**Excerpts from a figure dataset:**
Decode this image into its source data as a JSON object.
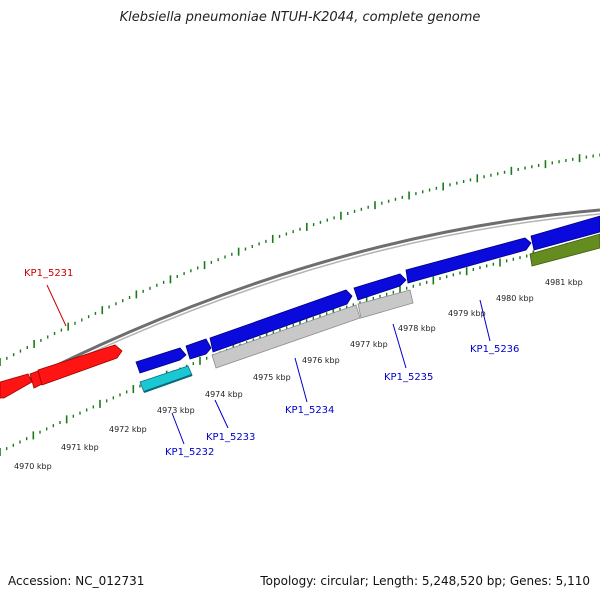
{
  "title": "Klebsiella pneumoniae NTUH-K2044, complete genome",
  "footer": {
    "accession": "Accession: NC_012731",
    "topology": "Topology: circular; Length: 5,248,520 bp; Genes: 5,110"
  },
  "colors": {
    "reverse_strand_gene": "#ff1414",
    "forward_strand_gene": "#0a0adc",
    "cyan_gene": "#19c8d2",
    "grey_gene": "#c8c8c8",
    "olive_gene": "#648c1e",
    "backbone": "#7a7a7a",
    "tick": "#1a7a1a"
  },
  "kbp_labels": [
    "4970 kbp",
    "4971 kbp",
    "4972 kbp",
    "4973 kbp",
    "4974 kbp",
    "4975 kbp",
    "4976 kbp",
    "4977 kbp",
    "4978 kbp",
    "4979 kbp",
    "4980 kbp",
    "4981 kbp"
  ],
  "genes": [
    {
      "name": "KP1_5231",
      "color": "#cc0000"
    },
    {
      "name": "KP1_5232",
      "color": "#0000cc"
    },
    {
      "name": "KP1_5233",
      "color": "#0000cc"
    },
    {
      "name": "KP1_5234",
      "color": "#0000cc"
    },
    {
      "name": "KP1_5235",
      "color": "#0000cc"
    },
    {
      "name": "KP1_5236",
      "color": "#0000cc"
    }
  ]
}
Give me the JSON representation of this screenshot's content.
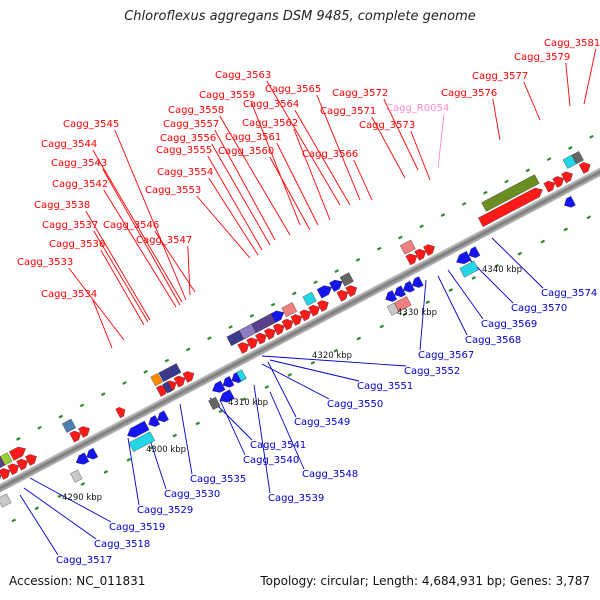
{
  "title": "Chloroflexus aggregans DSM 9485, complete genome",
  "footer": {
    "accession": "Accession: NC_011831",
    "topology": "Topology: circular; Length: 4,684,931 bp; Genes: 3,787"
  },
  "ticks": [
    "4290 kbp",
    "4300 kbp",
    "4310 kbp",
    "4320 kbp",
    "4330 kbp",
    "4340 kbp"
  ],
  "labels_top": [
    "Cagg_3581",
    "Cagg_3579",
    "Cagg_3577",
    "Cagg_3576",
    "Cagg_3563",
    "Cagg_3565",
    "Cagg_3572",
    "Cagg_R0054",
    "Cagg_3559",
    "Cagg_3564",
    "Cagg_3571",
    "Cagg_3558",
    "Cagg_3562",
    "Cagg_3573",
    "Cagg_3545",
    "Cagg_3557",
    "Cagg_3561",
    "Cagg_3544",
    "Cagg_3556",
    "Cagg_3560",
    "Cagg_3566",
    "Cagg_3555",
    "Cagg_3543",
    "Cagg_3554",
    "Cagg_3542",
    "Cagg_3553",
    "Cagg_3538",
    "Cagg_3537",
    "Cagg_3546",
    "Cagg_3536",
    "Cagg_3547",
    "Cagg_3533",
    "Cagg_3534"
  ],
  "labels_bottom": [
    "Cagg_3574",
    "Cagg_3570",
    "Cagg_3569",
    "Cagg_3568",
    "Cagg_3567",
    "Cagg_3552",
    "Cagg_3551",
    "Cagg_3550",
    "Cagg_3549",
    "Cagg_3541",
    "Cagg_3540",
    "Cagg_3548",
    "Cagg_3535",
    "Cagg_3539",
    "Cagg_3530",
    "Cagg_3529",
    "Cagg_3519",
    "Cagg_3518",
    "Cagg_3517"
  ],
  "colors": {
    "forward_gene": "#ff0000",
    "reverse_gene": "#0000ff",
    "forward_label": "#ff0000",
    "reverse_label": "#0000cc",
    "rna_label": "#ff88cc",
    "backbone": "#888888",
    "tick_mark": "#2e8b2e"
  }
}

**Your assignment:** Every line of the records containing the word "topology" must appear in the answer.

**Solution:**
    "topology": "Topology: circular; Length: 5,248,520 bp; Genes: 5,110"
    "topology": "Topology: circular; Length: 4,684,931 bp; Genes: 3,787"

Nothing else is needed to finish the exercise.